Task details >> Rewrite the data from the start through the line containing "x-tick-label: 2025-02: [146, 378, 192, 391]", replacing "legend-box" with "legend-frame" and keeping everything else the same.

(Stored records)
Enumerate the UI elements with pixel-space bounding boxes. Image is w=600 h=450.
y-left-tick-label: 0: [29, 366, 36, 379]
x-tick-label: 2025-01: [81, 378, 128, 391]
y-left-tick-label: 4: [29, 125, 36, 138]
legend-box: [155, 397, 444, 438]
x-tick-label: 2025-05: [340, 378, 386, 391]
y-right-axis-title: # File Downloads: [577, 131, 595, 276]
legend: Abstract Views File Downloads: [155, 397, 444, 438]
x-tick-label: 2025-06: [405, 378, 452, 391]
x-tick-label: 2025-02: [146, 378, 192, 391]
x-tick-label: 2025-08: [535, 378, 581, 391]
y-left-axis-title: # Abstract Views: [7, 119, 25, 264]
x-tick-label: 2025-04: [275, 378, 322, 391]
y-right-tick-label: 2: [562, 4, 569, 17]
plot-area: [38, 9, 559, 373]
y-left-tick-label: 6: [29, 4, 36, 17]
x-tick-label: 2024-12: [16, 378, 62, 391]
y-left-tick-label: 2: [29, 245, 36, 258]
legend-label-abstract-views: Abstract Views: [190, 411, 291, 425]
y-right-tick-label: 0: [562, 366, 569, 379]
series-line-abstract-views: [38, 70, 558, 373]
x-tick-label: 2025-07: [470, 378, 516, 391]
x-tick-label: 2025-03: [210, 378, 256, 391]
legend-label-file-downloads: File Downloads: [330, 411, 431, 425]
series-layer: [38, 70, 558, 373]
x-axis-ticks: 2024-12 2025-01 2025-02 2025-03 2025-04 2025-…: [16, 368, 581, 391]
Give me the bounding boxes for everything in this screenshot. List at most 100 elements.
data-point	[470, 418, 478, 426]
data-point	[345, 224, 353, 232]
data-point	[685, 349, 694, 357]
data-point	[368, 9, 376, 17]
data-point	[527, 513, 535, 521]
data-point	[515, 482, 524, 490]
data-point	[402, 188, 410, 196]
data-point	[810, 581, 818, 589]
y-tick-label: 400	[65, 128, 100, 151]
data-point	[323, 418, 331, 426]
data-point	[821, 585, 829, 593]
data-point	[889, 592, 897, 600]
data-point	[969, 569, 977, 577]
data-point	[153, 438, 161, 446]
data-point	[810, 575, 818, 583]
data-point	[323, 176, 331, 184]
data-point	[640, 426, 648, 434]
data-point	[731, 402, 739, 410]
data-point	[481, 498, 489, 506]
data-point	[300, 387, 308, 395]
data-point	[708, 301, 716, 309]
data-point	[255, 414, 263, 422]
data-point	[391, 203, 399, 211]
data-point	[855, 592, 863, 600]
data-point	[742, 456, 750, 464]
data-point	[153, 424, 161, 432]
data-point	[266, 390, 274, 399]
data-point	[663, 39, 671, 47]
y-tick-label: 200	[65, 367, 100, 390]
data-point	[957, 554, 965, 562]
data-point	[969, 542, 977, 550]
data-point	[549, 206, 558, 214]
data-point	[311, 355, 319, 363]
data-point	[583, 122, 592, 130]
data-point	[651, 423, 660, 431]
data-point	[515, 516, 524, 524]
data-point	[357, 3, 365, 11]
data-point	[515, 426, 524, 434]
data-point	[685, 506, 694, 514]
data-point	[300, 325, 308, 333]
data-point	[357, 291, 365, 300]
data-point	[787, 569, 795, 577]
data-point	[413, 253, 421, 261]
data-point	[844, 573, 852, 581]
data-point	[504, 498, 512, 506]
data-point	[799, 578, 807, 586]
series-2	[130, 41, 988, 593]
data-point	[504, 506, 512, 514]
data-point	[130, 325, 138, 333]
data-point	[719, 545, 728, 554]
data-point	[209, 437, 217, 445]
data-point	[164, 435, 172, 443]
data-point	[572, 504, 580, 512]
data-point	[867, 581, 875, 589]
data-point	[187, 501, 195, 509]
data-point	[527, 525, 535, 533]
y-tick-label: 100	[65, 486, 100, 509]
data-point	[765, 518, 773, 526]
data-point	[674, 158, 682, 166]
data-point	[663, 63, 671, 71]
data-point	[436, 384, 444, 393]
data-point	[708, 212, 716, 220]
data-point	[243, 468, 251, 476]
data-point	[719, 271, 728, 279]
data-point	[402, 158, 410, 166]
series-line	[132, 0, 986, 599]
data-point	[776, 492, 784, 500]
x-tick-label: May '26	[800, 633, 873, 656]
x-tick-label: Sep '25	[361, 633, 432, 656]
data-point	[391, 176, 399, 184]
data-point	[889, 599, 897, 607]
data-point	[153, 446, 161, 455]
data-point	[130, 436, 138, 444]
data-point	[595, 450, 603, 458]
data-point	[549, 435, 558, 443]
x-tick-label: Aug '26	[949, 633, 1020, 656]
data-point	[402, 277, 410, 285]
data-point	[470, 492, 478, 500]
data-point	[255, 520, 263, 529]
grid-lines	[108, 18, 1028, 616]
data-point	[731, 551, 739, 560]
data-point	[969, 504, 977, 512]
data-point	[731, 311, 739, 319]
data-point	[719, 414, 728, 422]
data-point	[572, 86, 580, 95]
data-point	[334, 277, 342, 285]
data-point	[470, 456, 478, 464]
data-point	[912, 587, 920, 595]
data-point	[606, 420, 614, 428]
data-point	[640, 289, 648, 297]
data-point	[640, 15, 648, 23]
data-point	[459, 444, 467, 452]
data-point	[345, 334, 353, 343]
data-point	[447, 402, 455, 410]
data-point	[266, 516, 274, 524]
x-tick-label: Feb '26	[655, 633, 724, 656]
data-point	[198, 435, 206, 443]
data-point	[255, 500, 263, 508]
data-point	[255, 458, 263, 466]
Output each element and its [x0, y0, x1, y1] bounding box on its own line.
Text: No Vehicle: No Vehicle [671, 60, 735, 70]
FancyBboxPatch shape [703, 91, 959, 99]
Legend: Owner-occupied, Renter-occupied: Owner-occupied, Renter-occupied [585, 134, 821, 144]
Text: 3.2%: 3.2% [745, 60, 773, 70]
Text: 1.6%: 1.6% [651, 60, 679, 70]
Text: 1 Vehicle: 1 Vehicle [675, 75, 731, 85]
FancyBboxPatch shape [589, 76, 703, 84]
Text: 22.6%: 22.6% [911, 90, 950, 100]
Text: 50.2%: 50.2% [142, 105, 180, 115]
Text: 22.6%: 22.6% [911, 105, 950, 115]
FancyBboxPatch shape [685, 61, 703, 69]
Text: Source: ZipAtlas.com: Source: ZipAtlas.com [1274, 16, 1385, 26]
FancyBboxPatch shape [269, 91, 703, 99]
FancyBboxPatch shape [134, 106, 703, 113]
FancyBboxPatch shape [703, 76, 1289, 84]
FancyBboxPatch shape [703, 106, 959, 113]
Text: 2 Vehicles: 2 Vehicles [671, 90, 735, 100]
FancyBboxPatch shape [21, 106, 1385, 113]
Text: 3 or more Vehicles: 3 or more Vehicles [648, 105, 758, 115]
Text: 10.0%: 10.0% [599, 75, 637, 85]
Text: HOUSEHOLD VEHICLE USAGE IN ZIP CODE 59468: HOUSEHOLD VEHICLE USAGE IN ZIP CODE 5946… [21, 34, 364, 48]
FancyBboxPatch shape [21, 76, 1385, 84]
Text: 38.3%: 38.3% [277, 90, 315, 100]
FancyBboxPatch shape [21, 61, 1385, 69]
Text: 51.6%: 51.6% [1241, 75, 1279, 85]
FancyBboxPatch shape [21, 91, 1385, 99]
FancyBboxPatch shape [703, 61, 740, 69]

Response to this exercise >>
Enumerate the UI elements with pixel-space bounding boxes. Image is w=600 h=450.
y-left-tick-label: 0: [29, 366, 36, 379]
x-tick-label: 2025-01: [81, 378, 128, 391]
y-left-tick-label: 4: [29, 125, 36, 138]
legend-frame: [155, 397, 444, 438]
x-tick-label: 2025-05: [340, 378, 386, 391]
y-right-axis-title: # File Downloads: [577, 131, 595, 276]
legend: Abstract Views File Downloads: [155, 397, 444, 438]
x-tick-label: 2025-06: [405, 378, 452, 391]
x-tick-label: 2025-02: [146, 378, 192, 391]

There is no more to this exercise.